• **DOCUMENT EXTRACT**
_ _ _
Surfing. Searching. Navigating. Browsing. Imagine these standard methods of finding web pages as ways of electronically fishing for information.

As with information, so with education. If you know how to fish for online materials intended for different educational purposes, you are able to learn and to teach at chosen levels of thoroughness and challenge. When you proceed through these levels in logical sequences, your education progresses with a natural flow.

To characterize the basic kinds of online materials available for health education, this guide associates them with different kinds of waters in which to fish – shallows, currents, mainstream, and depths. In terms of sources of information, these "waters" yield the following:

Shallows – digital versions of authorized health-promotion and patient-education handouts

Currents
– original health and medical journalism in formats unique to Web-based publications

Mainstream – extensive collections of authoritative online documents, as assembled, organized, and continually updated by outstanding medical librarians

Depths – supplementary materials of specialized kinds and authoritatively recommended specialty sites

People who already know something about a health or medical topic can add to their knowledge by absorbing information at random. Solo presentations can supply good introductions and solid overviews. But to educate yourself about a subject, you must proceed with some degree of organization through materials that vary in nature, focus, purpose, and level of difficulty. The better these sources are, and the smarter the order in which you consult them, the finer your learning, and the more effectively you can teach.
_ _ _
• **EXCERPTED RECORDS**

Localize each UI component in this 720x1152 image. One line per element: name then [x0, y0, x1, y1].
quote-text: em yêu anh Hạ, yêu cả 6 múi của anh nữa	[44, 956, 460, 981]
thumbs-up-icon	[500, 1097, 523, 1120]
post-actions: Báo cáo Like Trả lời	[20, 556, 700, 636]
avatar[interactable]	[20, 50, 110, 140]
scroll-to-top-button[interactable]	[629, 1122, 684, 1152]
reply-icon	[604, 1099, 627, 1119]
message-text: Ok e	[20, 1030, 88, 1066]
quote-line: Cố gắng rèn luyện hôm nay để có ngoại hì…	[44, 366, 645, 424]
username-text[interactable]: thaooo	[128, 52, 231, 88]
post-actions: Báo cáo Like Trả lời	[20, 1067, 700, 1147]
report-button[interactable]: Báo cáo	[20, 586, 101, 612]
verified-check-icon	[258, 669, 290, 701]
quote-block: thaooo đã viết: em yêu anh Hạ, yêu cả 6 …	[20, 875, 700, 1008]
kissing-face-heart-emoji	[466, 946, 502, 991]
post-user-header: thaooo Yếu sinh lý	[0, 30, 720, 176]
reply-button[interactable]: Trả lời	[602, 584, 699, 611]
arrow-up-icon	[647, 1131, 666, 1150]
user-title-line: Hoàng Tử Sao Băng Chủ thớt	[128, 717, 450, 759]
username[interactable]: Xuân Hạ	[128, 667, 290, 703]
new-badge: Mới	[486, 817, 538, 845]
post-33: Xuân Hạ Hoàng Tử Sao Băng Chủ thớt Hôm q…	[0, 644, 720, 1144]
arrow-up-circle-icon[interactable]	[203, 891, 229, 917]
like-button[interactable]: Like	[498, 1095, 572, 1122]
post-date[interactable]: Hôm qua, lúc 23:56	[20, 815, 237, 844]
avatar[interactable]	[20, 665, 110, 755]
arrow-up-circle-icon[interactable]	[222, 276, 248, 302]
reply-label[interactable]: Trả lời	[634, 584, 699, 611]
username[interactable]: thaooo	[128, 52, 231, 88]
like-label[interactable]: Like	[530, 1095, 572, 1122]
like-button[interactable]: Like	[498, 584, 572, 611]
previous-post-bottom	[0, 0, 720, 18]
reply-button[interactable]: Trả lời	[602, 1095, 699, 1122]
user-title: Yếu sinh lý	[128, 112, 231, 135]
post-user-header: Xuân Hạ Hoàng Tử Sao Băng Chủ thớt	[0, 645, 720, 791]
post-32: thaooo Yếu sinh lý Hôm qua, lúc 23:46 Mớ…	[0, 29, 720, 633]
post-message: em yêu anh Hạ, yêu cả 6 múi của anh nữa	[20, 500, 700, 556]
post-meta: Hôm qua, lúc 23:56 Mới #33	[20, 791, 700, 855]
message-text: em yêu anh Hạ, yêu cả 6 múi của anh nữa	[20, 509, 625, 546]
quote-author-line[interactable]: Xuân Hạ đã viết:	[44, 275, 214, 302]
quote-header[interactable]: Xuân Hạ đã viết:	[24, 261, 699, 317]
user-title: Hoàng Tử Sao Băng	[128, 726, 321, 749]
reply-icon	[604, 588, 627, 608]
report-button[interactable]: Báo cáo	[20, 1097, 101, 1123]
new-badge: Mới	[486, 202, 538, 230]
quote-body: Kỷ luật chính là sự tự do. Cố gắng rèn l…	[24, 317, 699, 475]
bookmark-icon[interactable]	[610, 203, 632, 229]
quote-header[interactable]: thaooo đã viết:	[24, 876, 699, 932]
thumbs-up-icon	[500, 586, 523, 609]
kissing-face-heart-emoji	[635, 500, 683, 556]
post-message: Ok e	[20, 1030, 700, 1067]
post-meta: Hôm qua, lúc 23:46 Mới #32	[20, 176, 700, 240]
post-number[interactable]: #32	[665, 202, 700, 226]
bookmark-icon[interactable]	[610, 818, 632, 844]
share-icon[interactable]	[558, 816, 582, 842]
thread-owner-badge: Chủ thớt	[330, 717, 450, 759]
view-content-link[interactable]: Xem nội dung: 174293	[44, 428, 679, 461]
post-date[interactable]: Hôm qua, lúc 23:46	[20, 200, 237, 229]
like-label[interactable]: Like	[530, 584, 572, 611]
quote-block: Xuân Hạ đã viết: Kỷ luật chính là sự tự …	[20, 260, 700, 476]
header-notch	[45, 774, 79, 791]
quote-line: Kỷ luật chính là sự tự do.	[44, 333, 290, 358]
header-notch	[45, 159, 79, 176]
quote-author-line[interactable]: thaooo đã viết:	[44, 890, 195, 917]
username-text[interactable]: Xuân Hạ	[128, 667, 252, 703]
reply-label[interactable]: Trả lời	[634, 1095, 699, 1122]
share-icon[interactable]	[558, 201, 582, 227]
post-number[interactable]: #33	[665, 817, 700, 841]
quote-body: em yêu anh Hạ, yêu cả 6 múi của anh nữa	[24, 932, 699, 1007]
_ _ _
• **ACTIVITY LIST**
a) Which four kinds of waters does the health education guide use to group online materials?
b) Why, according to the health education guide, is it useful to know how to fish for online materials intended for different educational purposes?
c) Output the passage of the health education guide that begins at the words "Surfing. Searching. Navigating." and stops after "a natural flow.".
Draw only on the health education guide, not on the lines.

• **ANSWERS**
a) Shallows, currents, mainstream, and depths.

b) Knowing how to fish for these materials lets you learn and teach at chosen levels of thoroughness and challenge. When you move through those levels in logical sequences, your education progresses with a natural flow.

c)
Surfing. Searching. Navigating. Browsing. Imagine these standard methods of finding web pages as ways of electronically fishing for information.

As with information, so with education. If you know how to fish for online materials intended for different educational purposes, you are able to learn and to teach at chosen levels of thoroughness and challenge. When you proceed through these levels in logical sequences, your education progresses with a natural flow.